**TASK TO COMPLETE**
What lines of the data hold the string "this"? Pull each one out.

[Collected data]
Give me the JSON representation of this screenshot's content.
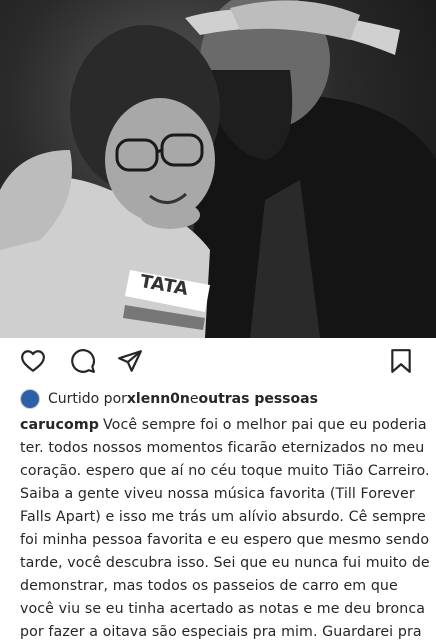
{
  "post": {
    "photo_alt": "Black and white photo of a woman with glasses embracing a bearded man in a hat",
    "shirt_text": "TATA"
  },
  "actions": {
    "like_icon": "heart-outline-icon",
    "comment_icon": "comment-bubble-icon",
    "share_icon": "paper-plane-icon",
    "save_icon": "bookmark-icon"
  },
  "likes": {
    "prefix": "Curtido por ",
    "user": "xlenn0n",
    "middle": " e ",
    "others": "outras pessoas"
  },
  "caption": {
    "username": "carucomp",
    "text": "Você sempre foi o melhor pai que eu poderia ter. todos nossos momentos ficarão eternizados no meu coração. espero que aí no céu toque muito Tião Carreiro. Saiba a gente viveu nossa música favorita (Till Forever Falls Apart) e isso me trás um alívio absurdo. Cê sempre foi minha pessoa favorita e eu espero que mesmo sendo tarde, você descubra isso. Sei que eu nunca fui muito de demonstrar, mas todos os passeios de carro em que você viu se eu tinha acertado as notas e me deu bronca por fazer a oitava são especiais pra mim. Guardarei pra sempre você em mim. Eu te amo infinitamente pai.",
    "emoji": "❤️"
  },
  "colors": {
    "text": "#262626",
    "heart": "#e0245e"
  }
}
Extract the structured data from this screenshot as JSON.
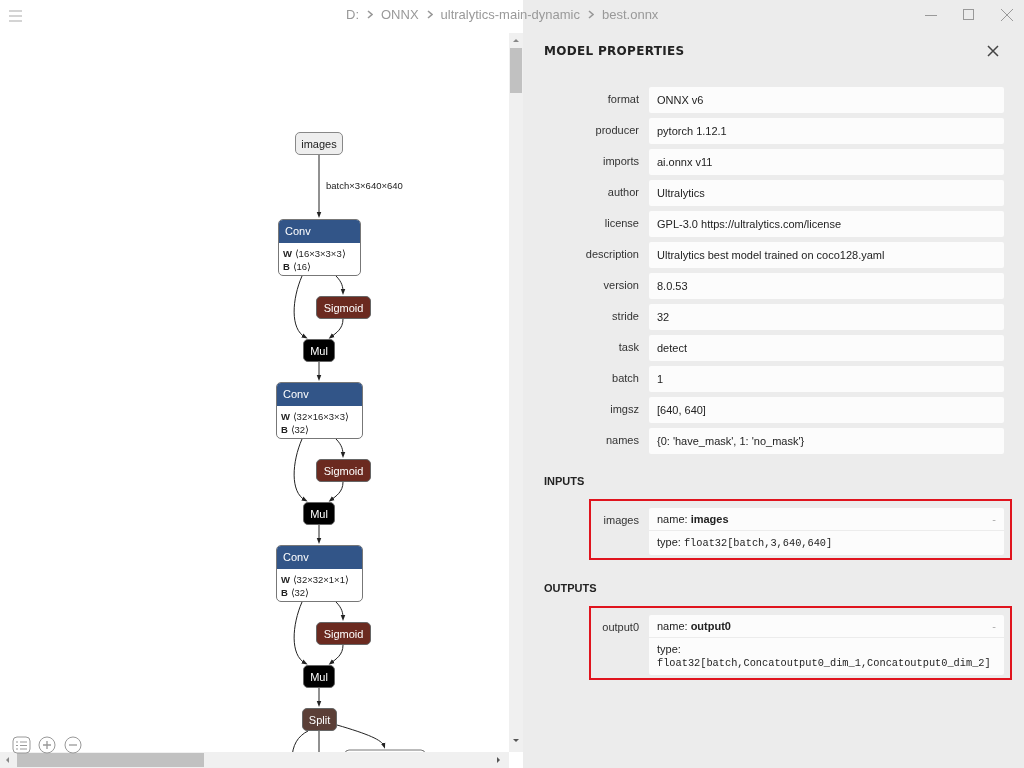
{
  "breadcrumb": [
    "D:",
    "ONNX",
    "ultralytics-main-dynamic",
    "best.onnx"
  ],
  "graph": {
    "edge_label": "batch×3×640×640",
    "nodes": [
      {
        "kind": "input",
        "title": "images"
      },
      {
        "kind": "conv",
        "title": "Conv",
        "attributes": [
          {
            "name": "W",
            "value": "⟨16×3×3×3⟩"
          },
          {
            "name": "B",
            "value": "⟨16⟩"
          }
        ]
      },
      {
        "kind": "activation",
        "title": "Sigmoid"
      },
      {
        "kind": "mul",
        "title": "Mul"
      },
      {
        "kind": "conv",
        "title": "Conv",
        "attributes": [
          {
            "name": "W",
            "value": "⟨32×16×3×3⟩"
          },
          {
            "name": "B",
            "value": "⟨32⟩"
          }
        ]
      },
      {
        "kind": "activation",
        "title": "Sigmoid"
      },
      {
        "kind": "mul",
        "title": "Mul"
      },
      {
        "kind": "conv",
        "title": "Conv",
        "attributes": [
          {
            "name": "W",
            "value": "⟨32×32×1×1⟩"
          },
          {
            "name": "B",
            "value": "⟨32⟩"
          }
        ]
      },
      {
        "kind": "activation",
        "title": "Sigmoid"
      },
      {
        "kind": "mul",
        "title": "Mul"
      },
      {
        "kind": "split",
        "title": "Split"
      }
    ]
  },
  "panel": {
    "title": "MODEL PROPERTIES",
    "properties": [
      {
        "label": "format",
        "value": "ONNX v6"
      },
      {
        "label": "producer",
        "value": "pytorch 1.12.1"
      },
      {
        "label": "imports",
        "value": "ai.onnx v11"
      },
      {
        "label": "author",
        "value": "Ultralytics"
      },
      {
        "label": "license",
        "value": "GPL-3.0 https://ultralytics.com/license"
      },
      {
        "label": "description",
        "value": "Ultralytics best model trained on coco128.yaml"
      },
      {
        "label": "version",
        "value": "8.0.53"
      },
      {
        "label": "stride",
        "value": "32"
      },
      {
        "label": "task",
        "value": "detect"
      },
      {
        "label": "batch",
        "value": "1"
      },
      {
        "label": "imgsz",
        "value": "[640, 640]"
      },
      {
        "label": "names",
        "value": "{0: 'have_mask', 1: 'no_mask'}"
      }
    ],
    "sections": [
      {
        "title": "INPUTS",
        "items": [
          {
            "label": "images",
            "name_label": "name:",
            "name": "images",
            "type_label": "type:",
            "type": "float32[batch,3,640,640]",
            "toggle": "-",
            "highlighted": true
          }
        ]
      },
      {
        "title": "OUTPUTS",
        "items": [
          {
            "label": "output0",
            "name_label": "name:",
            "name": "output0",
            "type_label": "type:",
            "type": "float32[batch,Concatoutput0_dim_1,Concatoutput0_dim_2]",
            "toggle": "-",
            "highlighted": true
          }
        ]
      }
    ]
  }
}
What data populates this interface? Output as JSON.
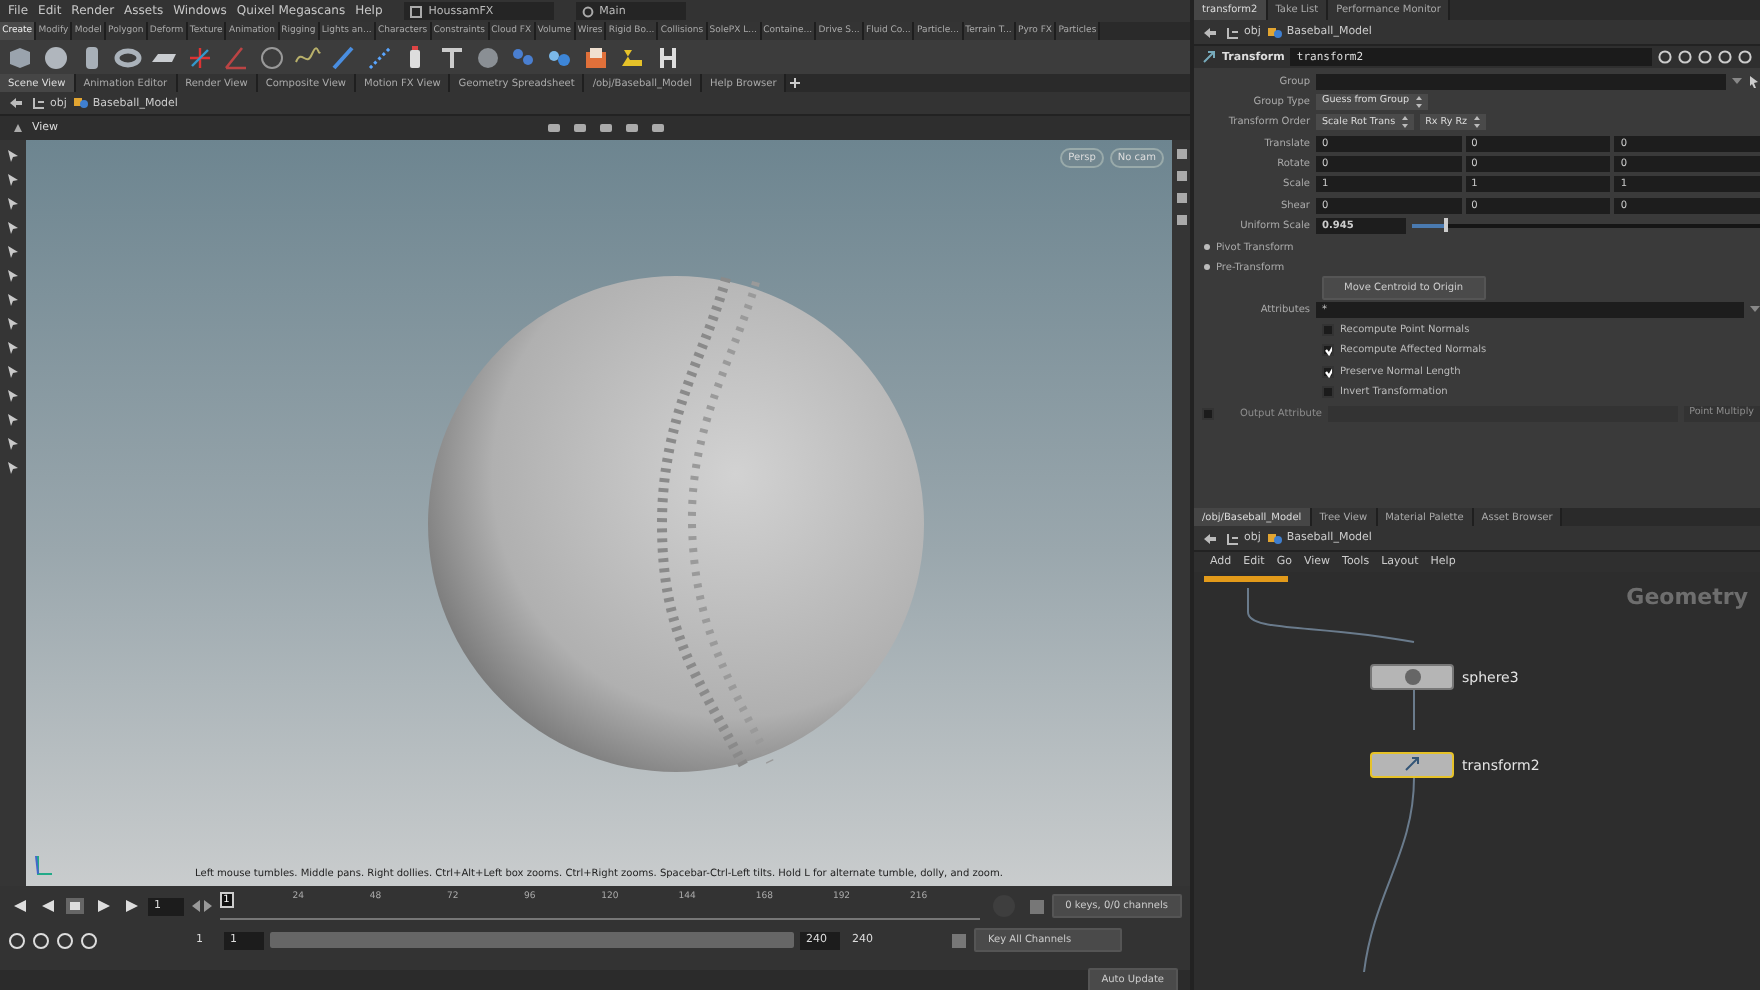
{
  "menubar": {
    "menus": [
      "File",
      "Edit",
      "Render",
      "Assets",
      "Windows",
      "Quixel Megascans",
      "Help"
    ],
    "desktop": "HoussamFX",
    "layout": "Main"
  },
  "shelf_tabs": [
    {
      "label": "Create",
      "selected": true
    },
    {
      "label": "Modify",
      "selected": false
    },
    {
      "label": "Model",
      "selected": false
    },
    {
      "label": "Polygon",
      "selected": false
    },
    {
      "label": "Deform",
      "selected": false
    },
    {
      "label": "Texture",
      "selected": false
    },
    {
      "label": "Animation",
      "selected": false
    },
    {
      "label": "Rigging",
      "selected": false
    },
    {
      "label": "Lights an...",
      "selected": false
    },
    {
      "label": "Characters",
      "selected": false
    },
    {
      "label": "Constraints",
      "selected": false
    },
    {
      "label": "Cloud FX",
      "selected": false
    },
    {
      "label": "Volume",
      "selected": false
    },
    {
      "label": "Wires",
      "selected": false
    },
    {
      "label": "Rigid Bo...",
      "selected": false
    },
    {
      "label": "Collisions",
      "selected": false
    },
    {
      "label": "SolePX L...",
      "selected": false
    },
    {
      "label": "Containe...",
      "selected": false
    },
    {
      "label": "Drive S...",
      "selected": false
    },
    {
      "label": "Fluid Co...",
      "selected": false
    },
    {
      "label": "Particle...",
      "selected": false
    },
    {
      "label": "Terrain T...",
      "selected": false
    },
    {
      "label": "Pyro FX",
      "selected": false
    },
    {
      "label": "Particles",
      "selected": false
    }
  ],
  "pane_tabs": [
    {
      "label": "Scene View",
      "selected": true
    },
    {
      "label": "Animation Editor",
      "selected": false
    },
    {
      "label": "Render View",
      "selected": false
    },
    {
      "label": "Composite View",
      "selected": false
    },
    {
      "label": "Motion FX View",
      "selected": false
    },
    {
      "label": "Geometry Spreadsheet",
      "selected": false
    },
    {
      "label": "/obj/Baseball_Model",
      "selected": false
    },
    {
      "label": "Help Browser",
      "selected": false
    }
  ],
  "path": [
    "obj",
    "Baseball_Model"
  ],
  "viewer": {
    "title": "View",
    "camera_menus": [
      "Persp",
      "No cam"
    ],
    "status": "Left mouse tumbles. Middle pans. Right dollies. Ctrl+Alt+Left box zooms. Ctrl+Right zooms. Spacebar-Ctrl-Left tilts. Hold L for alternate tumble, dolly, and zoom."
  },
  "timeline": {
    "frame": "1",
    "current": "1",
    "ticks": [
      "24",
      "48",
      "72",
      "96",
      "120",
      "144",
      "168",
      "192",
      "216"
    ],
    "range": [
      "1",
      "1",
      "240",
      "240"
    ],
    "range_bar": {
      "level": 1
    },
    "keys_info": "0 keys, 0/0 channels",
    "key_button": "Key All Channels",
    "update": "Auto Update"
  },
  "parameter_tabs": [
    {
      "label": "transform2",
      "selected": true
    },
    {
      "label": "Take List",
      "selected": false
    },
    {
      "label": "Performance Monitor",
      "selected": false
    }
  ],
  "parameter_path": [
    "obj",
    "Baseball_Model"
  ],
  "node_header": {
    "type": "Transform",
    "name": "transform2"
  },
  "parameters": [
    {
      "kind": "field",
      "label": "Group"
    },
    {
      "kind": "menu",
      "label": "Group Type",
      "options": [
        "Guess from Group"
      ]
    },
    {
      "kind": "menu",
      "label": "Transform Order",
      "options": [
        "Scale Rot Trans",
        "Rx Ry Rz"
      ]
    },
    {
      "kind": "vector",
      "label": "Translate",
      "values": [
        "0",
        "0",
        "0"
      ]
    },
    {
      "kind": "vector",
      "label": "Rotate",
      "values": [
        "0",
        "0",
        "0"
      ]
    },
    {
      "kind": "vector",
      "label": "Scale",
      "values": [
        "1",
        "1",
        "1"
      ]
    },
    {
      "kind": "vector",
      "label": "Shear",
      "values": [
        "0",
        "0",
        "0"
      ]
    },
    {
      "kind": "slider",
      "label": "Uniform Scale",
      "value": "0.945",
      "level": 0.1
    },
    {
      "kind": "folder",
      "label": "Pivot Transform"
    },
    {
      "kind": "folder",
      "label": "Pre-Transform"
    },
    {
      "kind": "button",
      "label": "Move Centroid to Origin"
    },
    {
      "kind": "field",
      "label": "Attributes",
      "value": "*"
    },
    {
      "kind": "checkbox",
      "label": "Recompute Point Normals",
      "checked": false
    },
    {
      "kind": "checkbox",
      "label": "Recompute Affected Normals",
      "checked": true
    },
    {
      "kind": "checkbox",
      "label": "Preserve Normal Length",
      "checked": true
    },
    {
      "kind": "checkbox",
      "label": "Invert Transformation",
      "checked": false
    },
    {
      "kind": "toggle_field",
      "label": "Output Attribute",
      "checked": false,
      "menu": "Point Multiply"
    }
  ],
  "network_tabs": [
    {
      "label": "/obj/Baseball_Model",
      "selected": true
    },
    {
      "label": "Tree View",
      "selected": false
    },
    {
      "label": "Material Palette",
      "selected": false
    },
    {
      "label": "Asset Browser",
      "selected": false
    }
  ],
  "network_path": [
    "obj",
    "Baseball_Model"
  ],
  "network_menu": [
    "Add",
    "Edit",
    "Go",
    "View",
    "Tools",
    "Layout",
    "Help"
  ],
  "network": {
    "context": "Geometry",
    "nodes": [
      {
        "name": "sphere3",
        "selected": false
      },
      {
        "name": "transform2",
        "selected": true
      }
    ]
  }
}
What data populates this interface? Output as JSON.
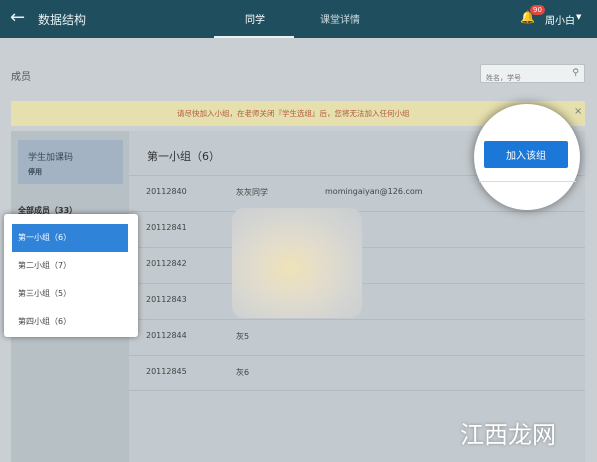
{
  "app": {
    "title": "数据结构",
    "back_icon": "arrow-left-icon"
  },
  "tabs": [
    {
      "label": "同学",
      "active": true
    },
    {
      "label": "课堂详情",
      "active": false
    }
  ],
  "user": {
    "badge_count": "90",
    "name": "周小白",
    "bell_icon": "bell-icon"
  },
  "members": {
    "label": "成员",
    "search_placeholder": "姓名，学号"
  },
  "notice": {
    "text": "请尽快加入小组，在老师关闭『学生选组』后，您将无法加入任何小组",
    "close": "×"
  },
  "left": {
    "code_label": "学生加课码",
    "code_state": "停用",
    "all_members": "全部成员（33）",
    "groups": [
      {
        "label": "第一小组（6）",
        "active": true
      },
      {
        "label": "第二小组（7）",
        "active": false
      },
      {
        "label": "第三小组（5）",
        "active": false
      },
      {
        "label": "第四小组（6）",
        "active": false
      }
    ]
  },
  "group": {
    "title": "第一小组（6）",
    "join_label": "加入该组"
  },
  "students": [
    {
      "id": "20112840",
      "name": "灰灰同学",
      "email": "momingaiyan@126.com"
    },
    {
      "id": "20112841",
      "name": "",
      "email": ""
    },
    {
      "id": "20112842",
      "name": "",
      "email": ""
    },
    {
      "id": "20112843",
      "name": "",
      "email": ""
    },
    {
      "id": "20112844",
      "name": "灰5",
      "email": ""
    },
    {
      "id": "20112845",
      "name": "灰6",
      "email": ""
    }
  ],
  "watermark": "江西龙网",
  "colors": {
    "topbar": "#1f4f5e",
    "accent": "#2f83d8",
    "button": "#1c78d8",
    "notice_bg": "#e6dfae"
  }
}
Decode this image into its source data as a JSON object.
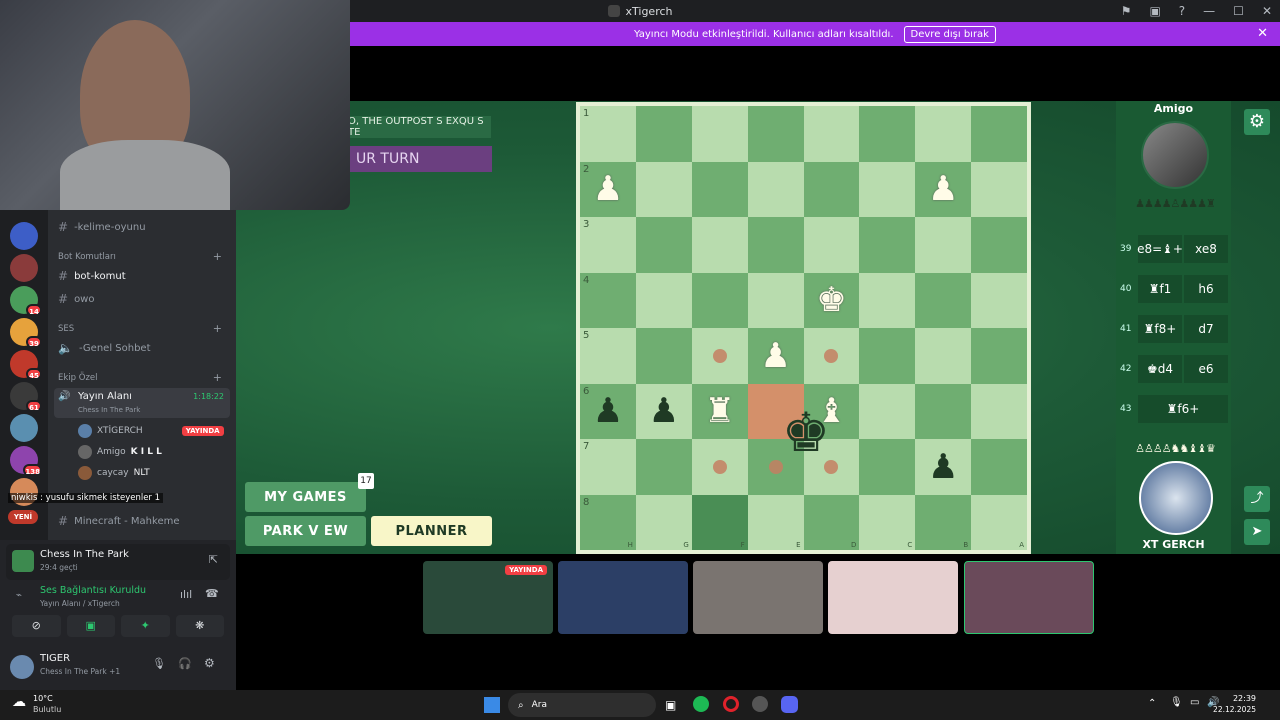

**FINAL RESULT**
Give me the JSON representation of this screenshot's content.
Extract the structured data from this screenshot as JSON.
What data populates this interface? Output as JSON.
What data populates this interface? Output as JSON.
Decode this image into its source data as a JSON object.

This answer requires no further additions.